### SOURCE DATA:
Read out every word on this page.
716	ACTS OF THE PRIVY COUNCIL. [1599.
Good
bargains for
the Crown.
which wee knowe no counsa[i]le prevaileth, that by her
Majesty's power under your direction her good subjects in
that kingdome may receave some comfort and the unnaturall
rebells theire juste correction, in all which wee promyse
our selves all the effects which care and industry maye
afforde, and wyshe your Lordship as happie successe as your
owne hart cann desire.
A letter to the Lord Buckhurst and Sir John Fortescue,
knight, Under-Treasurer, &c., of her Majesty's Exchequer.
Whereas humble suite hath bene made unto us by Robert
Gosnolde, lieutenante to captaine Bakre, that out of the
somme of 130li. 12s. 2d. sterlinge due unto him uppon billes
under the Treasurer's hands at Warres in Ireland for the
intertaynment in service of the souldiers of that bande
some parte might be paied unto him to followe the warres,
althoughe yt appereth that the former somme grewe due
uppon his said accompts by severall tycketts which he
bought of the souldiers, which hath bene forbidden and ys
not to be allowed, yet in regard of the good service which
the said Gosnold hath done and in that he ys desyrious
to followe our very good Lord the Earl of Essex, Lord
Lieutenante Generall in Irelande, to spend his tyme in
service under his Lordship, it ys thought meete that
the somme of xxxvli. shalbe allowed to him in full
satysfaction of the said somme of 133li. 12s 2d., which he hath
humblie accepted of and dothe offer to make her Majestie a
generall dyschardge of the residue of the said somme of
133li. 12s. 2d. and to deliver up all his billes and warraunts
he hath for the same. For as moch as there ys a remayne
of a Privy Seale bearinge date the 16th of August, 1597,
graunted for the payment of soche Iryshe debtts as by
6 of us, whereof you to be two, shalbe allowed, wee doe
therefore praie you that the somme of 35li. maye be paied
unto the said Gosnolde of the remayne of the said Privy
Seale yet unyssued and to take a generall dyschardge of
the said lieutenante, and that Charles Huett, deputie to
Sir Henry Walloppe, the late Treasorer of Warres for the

### WHAT TO PRODUCE:
In the records above, find each line that holds the word "followe"; copy all such lines.

### FINISHED EXERCISE:
some parte might be paied unto him to followe the warres,
to followe our very good Lord the Earl of Essex, Lord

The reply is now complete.